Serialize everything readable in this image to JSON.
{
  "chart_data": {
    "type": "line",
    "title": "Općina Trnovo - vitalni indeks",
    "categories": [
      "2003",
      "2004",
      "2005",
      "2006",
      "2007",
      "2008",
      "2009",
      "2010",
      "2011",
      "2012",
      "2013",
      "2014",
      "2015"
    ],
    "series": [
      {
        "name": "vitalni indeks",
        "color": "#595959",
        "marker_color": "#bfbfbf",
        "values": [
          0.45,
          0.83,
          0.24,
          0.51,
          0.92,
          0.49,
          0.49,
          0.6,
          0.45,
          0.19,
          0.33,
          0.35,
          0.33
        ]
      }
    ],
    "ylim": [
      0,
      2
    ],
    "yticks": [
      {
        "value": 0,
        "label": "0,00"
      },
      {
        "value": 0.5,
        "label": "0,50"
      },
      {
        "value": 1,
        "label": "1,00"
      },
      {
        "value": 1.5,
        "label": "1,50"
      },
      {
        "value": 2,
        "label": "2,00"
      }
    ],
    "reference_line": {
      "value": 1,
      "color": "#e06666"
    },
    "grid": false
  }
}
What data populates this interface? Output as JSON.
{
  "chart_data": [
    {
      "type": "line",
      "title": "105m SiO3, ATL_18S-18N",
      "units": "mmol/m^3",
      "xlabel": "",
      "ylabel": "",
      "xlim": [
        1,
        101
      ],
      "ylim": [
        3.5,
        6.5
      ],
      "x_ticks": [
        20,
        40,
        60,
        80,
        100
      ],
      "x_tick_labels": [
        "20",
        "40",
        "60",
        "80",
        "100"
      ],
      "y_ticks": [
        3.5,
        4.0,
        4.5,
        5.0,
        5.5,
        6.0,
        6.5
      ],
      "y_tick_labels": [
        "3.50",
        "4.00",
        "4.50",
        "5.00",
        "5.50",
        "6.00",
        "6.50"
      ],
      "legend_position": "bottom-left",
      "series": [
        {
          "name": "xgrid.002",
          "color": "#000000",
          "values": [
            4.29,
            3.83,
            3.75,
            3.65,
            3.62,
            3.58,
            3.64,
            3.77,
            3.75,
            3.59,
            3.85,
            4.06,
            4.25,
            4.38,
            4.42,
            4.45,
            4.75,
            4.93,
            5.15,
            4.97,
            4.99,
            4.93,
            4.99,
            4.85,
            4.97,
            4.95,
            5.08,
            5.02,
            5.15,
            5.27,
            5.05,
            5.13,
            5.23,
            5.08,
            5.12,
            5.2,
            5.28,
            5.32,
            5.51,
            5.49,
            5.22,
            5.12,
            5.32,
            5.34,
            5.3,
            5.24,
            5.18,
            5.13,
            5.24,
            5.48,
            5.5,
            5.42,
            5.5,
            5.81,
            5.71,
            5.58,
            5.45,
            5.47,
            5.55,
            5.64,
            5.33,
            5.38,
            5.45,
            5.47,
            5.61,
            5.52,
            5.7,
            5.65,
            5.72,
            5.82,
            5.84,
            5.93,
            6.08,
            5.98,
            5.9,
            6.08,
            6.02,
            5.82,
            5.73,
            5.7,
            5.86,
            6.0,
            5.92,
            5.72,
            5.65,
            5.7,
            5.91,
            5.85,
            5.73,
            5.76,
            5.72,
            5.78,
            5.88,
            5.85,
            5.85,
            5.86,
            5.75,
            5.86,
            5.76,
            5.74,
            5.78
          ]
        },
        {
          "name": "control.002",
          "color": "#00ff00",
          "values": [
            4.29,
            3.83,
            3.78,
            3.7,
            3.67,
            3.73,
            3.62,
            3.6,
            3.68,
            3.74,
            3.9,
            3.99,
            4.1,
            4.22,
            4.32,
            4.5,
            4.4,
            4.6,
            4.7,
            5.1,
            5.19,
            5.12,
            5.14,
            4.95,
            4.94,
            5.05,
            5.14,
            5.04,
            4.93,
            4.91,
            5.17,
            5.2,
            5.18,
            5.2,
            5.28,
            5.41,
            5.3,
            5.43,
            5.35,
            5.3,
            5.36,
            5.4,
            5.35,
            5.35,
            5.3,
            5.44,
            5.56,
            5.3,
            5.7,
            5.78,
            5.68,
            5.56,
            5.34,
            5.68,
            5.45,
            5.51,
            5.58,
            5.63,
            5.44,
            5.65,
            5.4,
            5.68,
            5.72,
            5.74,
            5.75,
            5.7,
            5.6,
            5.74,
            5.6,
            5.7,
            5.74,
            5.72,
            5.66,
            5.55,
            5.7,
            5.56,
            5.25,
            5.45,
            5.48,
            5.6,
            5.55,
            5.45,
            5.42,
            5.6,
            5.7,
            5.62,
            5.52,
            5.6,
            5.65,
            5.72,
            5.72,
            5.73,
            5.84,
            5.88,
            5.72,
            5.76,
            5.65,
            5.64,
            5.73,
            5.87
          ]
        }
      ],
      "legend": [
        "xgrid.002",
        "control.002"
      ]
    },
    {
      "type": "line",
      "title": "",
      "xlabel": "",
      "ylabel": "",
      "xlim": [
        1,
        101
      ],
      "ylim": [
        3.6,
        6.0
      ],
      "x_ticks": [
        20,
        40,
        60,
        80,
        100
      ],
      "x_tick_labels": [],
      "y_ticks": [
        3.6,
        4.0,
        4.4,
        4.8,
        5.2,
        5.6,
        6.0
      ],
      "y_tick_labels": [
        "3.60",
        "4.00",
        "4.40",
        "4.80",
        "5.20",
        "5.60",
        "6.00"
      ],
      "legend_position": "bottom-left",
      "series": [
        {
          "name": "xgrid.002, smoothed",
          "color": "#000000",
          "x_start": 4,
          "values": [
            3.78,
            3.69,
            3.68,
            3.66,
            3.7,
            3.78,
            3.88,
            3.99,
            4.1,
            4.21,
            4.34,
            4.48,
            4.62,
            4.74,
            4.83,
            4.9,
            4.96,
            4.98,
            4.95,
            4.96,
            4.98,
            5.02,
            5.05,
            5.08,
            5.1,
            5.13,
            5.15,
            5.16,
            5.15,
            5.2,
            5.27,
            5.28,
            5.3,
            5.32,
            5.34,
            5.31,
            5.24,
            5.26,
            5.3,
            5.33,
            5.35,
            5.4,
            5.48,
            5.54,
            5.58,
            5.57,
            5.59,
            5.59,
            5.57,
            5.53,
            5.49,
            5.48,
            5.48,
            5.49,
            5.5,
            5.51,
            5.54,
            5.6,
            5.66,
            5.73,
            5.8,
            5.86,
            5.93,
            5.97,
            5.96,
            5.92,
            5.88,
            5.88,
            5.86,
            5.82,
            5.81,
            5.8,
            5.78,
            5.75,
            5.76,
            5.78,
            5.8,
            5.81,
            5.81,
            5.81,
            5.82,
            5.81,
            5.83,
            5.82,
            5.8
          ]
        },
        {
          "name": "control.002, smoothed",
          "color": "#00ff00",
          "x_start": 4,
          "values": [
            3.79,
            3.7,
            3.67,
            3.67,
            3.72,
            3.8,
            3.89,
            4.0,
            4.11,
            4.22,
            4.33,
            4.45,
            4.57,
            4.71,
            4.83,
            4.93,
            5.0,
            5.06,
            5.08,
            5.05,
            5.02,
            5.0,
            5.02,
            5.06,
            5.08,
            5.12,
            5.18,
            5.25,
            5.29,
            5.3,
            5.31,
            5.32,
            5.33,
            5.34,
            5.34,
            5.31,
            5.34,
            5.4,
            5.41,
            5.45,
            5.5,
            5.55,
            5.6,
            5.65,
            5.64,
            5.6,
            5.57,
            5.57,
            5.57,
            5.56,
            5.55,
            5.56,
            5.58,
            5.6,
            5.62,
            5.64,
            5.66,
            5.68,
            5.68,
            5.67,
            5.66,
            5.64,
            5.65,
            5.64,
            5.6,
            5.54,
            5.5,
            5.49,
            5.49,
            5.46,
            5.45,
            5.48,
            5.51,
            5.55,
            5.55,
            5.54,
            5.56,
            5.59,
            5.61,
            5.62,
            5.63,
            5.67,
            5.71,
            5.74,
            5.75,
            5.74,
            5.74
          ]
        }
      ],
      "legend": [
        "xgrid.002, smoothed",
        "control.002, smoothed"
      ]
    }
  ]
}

════

**Aim**:
Give the number of lines in the records that contain the string "JSON", and nothing besides.

**In response**:
2